Stored data:
** Begin **

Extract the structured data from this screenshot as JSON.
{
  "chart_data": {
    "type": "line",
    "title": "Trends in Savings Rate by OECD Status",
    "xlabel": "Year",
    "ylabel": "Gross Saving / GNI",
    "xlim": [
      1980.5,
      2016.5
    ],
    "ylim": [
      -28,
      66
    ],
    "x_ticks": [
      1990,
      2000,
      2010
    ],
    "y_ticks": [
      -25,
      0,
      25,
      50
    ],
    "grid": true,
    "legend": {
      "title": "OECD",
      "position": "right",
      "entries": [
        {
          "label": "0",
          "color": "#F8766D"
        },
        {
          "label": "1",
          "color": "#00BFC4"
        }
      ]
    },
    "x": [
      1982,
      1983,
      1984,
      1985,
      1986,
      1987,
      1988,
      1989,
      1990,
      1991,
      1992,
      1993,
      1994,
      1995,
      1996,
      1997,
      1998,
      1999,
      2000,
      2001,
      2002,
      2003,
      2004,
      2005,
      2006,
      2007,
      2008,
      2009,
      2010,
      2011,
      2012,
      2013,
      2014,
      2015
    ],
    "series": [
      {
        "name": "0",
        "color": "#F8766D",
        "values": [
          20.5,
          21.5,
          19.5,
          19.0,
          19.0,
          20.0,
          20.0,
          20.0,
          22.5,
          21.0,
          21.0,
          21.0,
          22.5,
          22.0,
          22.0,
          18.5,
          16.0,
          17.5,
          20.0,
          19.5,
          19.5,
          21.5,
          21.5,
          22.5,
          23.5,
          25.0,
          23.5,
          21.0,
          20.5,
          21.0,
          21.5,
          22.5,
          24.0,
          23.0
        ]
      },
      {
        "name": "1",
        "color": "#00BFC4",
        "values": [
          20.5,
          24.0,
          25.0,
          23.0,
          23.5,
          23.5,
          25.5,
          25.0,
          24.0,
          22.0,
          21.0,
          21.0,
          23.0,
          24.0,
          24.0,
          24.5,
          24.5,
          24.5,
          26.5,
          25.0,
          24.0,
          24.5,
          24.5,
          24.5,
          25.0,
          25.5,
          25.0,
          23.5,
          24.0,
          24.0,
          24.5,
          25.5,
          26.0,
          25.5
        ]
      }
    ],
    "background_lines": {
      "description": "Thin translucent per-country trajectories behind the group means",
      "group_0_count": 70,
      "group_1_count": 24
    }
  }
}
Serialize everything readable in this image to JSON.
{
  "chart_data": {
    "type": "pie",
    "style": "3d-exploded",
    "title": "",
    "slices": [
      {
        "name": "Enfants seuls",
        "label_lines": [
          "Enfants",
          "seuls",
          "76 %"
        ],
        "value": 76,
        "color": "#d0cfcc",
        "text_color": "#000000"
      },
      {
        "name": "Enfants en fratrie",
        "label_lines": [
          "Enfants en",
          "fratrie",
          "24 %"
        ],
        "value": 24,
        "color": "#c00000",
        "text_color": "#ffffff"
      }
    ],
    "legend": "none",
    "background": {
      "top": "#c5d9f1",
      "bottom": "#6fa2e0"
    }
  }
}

** End **
** Begin **

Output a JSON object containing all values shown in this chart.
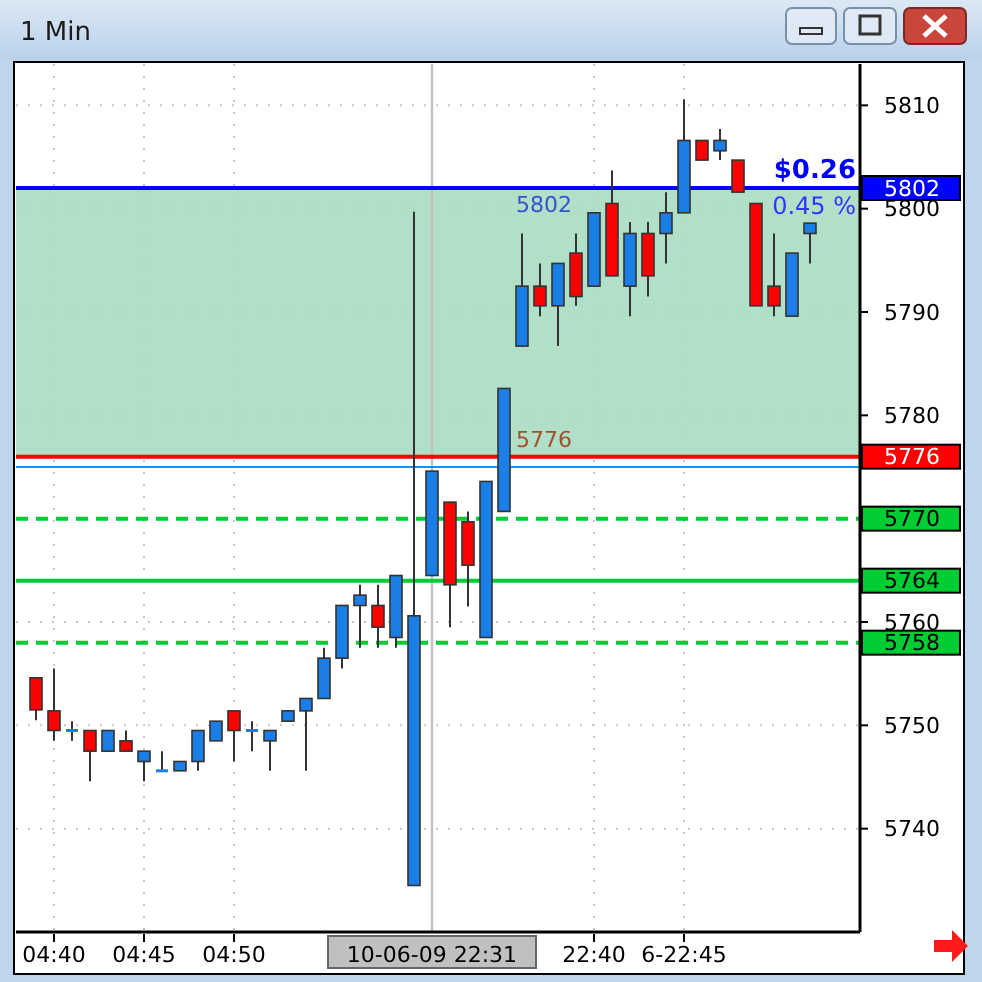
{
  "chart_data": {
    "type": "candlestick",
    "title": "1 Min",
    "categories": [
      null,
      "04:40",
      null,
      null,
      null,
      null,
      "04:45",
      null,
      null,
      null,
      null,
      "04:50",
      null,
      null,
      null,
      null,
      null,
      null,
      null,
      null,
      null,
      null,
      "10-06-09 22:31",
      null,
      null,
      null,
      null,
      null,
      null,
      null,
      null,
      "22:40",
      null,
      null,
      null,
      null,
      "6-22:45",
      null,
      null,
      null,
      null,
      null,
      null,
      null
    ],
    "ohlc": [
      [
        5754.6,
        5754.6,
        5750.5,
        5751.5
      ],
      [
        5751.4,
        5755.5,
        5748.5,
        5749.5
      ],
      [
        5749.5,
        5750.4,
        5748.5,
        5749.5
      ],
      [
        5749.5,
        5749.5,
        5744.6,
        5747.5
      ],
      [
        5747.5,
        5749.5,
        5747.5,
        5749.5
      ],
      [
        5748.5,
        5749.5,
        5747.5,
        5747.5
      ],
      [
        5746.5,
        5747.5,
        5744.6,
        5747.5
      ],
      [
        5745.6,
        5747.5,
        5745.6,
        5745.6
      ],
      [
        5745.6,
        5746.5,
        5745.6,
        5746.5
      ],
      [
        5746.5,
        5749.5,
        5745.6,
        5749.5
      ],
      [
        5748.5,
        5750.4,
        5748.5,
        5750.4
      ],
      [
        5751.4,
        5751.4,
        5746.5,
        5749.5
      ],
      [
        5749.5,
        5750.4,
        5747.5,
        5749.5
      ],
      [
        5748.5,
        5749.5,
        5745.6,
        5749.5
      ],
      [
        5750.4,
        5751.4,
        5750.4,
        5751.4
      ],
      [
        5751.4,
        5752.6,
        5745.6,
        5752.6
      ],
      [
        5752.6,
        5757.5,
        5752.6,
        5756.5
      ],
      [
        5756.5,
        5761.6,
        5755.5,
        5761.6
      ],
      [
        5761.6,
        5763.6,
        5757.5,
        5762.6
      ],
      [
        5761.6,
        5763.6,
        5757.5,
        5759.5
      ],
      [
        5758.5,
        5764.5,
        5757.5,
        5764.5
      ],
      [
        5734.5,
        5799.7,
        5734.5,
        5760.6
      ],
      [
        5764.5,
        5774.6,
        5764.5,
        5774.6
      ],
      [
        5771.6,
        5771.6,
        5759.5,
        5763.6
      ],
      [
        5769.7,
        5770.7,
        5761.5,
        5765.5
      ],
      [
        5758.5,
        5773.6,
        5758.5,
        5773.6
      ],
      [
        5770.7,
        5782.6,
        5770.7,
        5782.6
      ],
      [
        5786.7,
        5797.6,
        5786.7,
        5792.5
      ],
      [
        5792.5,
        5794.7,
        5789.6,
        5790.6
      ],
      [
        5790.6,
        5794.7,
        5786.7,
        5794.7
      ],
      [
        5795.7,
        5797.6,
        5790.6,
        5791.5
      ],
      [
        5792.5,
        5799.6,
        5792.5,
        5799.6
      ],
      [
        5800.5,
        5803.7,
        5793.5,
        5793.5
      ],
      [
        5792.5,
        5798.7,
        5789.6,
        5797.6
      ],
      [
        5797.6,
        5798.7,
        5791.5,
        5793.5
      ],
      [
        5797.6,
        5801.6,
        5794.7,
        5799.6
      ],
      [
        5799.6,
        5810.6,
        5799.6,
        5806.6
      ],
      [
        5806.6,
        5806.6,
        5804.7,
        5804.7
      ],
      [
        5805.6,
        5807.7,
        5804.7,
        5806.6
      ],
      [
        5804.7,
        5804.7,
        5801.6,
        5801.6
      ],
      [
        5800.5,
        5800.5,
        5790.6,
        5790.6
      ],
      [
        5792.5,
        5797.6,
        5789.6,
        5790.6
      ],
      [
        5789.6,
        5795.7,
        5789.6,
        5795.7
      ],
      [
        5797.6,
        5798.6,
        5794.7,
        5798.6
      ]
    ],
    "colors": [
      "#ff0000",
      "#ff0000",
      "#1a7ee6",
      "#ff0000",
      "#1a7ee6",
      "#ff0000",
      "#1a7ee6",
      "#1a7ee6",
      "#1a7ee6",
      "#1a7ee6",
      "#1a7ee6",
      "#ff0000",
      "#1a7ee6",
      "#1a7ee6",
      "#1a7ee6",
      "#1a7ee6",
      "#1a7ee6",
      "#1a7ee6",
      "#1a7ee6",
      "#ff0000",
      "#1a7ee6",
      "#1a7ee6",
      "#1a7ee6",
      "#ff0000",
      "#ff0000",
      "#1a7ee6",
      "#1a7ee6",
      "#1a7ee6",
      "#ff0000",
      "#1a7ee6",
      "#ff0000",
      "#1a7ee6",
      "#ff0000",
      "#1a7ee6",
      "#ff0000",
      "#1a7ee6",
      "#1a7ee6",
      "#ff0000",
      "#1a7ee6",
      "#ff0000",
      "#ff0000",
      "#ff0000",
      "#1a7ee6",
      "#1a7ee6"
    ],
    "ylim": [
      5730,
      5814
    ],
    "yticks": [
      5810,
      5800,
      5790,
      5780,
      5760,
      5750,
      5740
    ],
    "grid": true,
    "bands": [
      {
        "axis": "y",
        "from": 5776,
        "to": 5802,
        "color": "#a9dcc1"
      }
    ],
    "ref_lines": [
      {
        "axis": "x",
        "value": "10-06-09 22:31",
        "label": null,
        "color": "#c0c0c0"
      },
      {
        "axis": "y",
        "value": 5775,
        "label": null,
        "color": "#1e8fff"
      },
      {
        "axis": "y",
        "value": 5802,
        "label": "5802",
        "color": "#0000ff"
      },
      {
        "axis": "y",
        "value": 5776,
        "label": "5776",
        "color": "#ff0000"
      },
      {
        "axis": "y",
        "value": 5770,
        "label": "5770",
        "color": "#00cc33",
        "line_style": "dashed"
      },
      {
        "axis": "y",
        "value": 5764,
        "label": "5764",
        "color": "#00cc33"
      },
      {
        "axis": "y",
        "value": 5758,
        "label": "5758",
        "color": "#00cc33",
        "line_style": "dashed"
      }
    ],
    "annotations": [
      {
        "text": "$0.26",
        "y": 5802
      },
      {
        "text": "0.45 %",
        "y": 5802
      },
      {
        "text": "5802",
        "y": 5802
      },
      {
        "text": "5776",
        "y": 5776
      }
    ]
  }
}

** End **

Set task: Every line holding "JSON" should be copied out.

Response to this exercise:
Extract the structured data from this screenshot as JSON.
Serialize everything readable in this image to JSON.
Output a JSON object containing all values shown in this chart.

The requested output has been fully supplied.